-- begin Records for the task --
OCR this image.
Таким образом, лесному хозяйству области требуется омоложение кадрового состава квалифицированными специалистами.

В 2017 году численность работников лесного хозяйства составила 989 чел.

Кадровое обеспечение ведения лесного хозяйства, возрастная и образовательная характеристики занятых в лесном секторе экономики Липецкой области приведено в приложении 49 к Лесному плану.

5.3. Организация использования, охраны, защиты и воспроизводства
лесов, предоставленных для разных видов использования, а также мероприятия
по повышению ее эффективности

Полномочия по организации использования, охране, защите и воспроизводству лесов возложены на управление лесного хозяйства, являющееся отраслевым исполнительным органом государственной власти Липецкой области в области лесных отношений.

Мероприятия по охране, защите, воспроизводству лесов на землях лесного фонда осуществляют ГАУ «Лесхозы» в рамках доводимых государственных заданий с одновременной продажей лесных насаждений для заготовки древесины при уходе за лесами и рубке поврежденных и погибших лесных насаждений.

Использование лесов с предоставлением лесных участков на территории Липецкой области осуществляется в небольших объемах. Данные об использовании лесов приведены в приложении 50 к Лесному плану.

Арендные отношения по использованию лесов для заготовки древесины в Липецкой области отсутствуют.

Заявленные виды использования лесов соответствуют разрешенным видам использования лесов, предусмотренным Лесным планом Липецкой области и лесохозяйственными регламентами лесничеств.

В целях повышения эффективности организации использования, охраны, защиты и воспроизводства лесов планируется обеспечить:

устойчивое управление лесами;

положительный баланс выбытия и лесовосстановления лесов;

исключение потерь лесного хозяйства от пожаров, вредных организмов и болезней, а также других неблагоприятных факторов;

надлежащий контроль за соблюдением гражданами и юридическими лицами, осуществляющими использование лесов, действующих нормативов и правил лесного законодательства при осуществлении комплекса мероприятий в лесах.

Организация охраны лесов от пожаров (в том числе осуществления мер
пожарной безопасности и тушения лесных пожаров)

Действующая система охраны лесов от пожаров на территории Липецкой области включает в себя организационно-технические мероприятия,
-- end Records for the task --
* Instructions to follow:
Copy every record exactly as presented.

* Task answer:
OCR this image.
Таким образом, лесному хозяйству области требуется омоложение кадрового состава квалифицированными специалистами.

В 2017 году численность работников лесного хозяйства составила 989 чел.

Кадровое обеспечение ведения лесного хозяйства, возрастная и образовательная характеристики занятых в лесном секторе экономики Липецкой области приведено в приложении 49 к Лесному плану.

5.3. Организация использования, охраны, защиты и воспроизводства
лесов, предоставленных для разных видов использования, а также мероприятия
по повышению ее эффективности

Полномочия по организации использования, охране, защите и воспроизводству лесов возложены на управление лесного хозяйства, являющееся отраслевым исполнительным органом государственной власти Липецкой области в области лесных отношений.

Мероприятия по охране, защите, воспроизводству лесов на землях лесного фонда осуществляют ГАУ «Лесхозы» в рамках доводимых государственных заданий с одновременной продажей лесных насаждений для заготовки древесины при уходе за лесами и рубке поврежденных и погибших лесных насаждений.

Использование лесов с предоставлением лесных участков на территории Липецкой области осуществляется в небольших объемах. Данные об использовании лесов приведены в приложении 50 к Лесному плану.

Арендные отношения по использованию лесов для заготовки древесины в Липецкой области отсутствуют.

Заявленные виды использования лесов соответствуют разрешенным видам использования лесов, предусмотренным Лесным планом Липецкой области и лесохозяйственными регламентами лесничеств.

В целях повышения эффективности организации использования, охраны, защиты и воспроизводства лесов планируется обеспечить:

устойчивое управление лесами;

положительный баланс выбытия и лесовосстановления лесов;

исключение потерь лесного хозяйства от пожаров, вредных организмов и болезней, а также других неблагоприятных факторов;

надлежащий контроль за соблюдением гражданами и юридическими лицами, осуществляющими использование лесов, действующих нормативов и правил лесного законодательства при осуществлении комплекса мероприятий в лесах.

Организация охраны лесов от пожаров (в том числе осуществления мер
пожарной безопасности и тушения лесных пожаров)

Действующая система охраны лесов от пожаров на территории Липецкой области включает в себя организационно-технические мероприятия,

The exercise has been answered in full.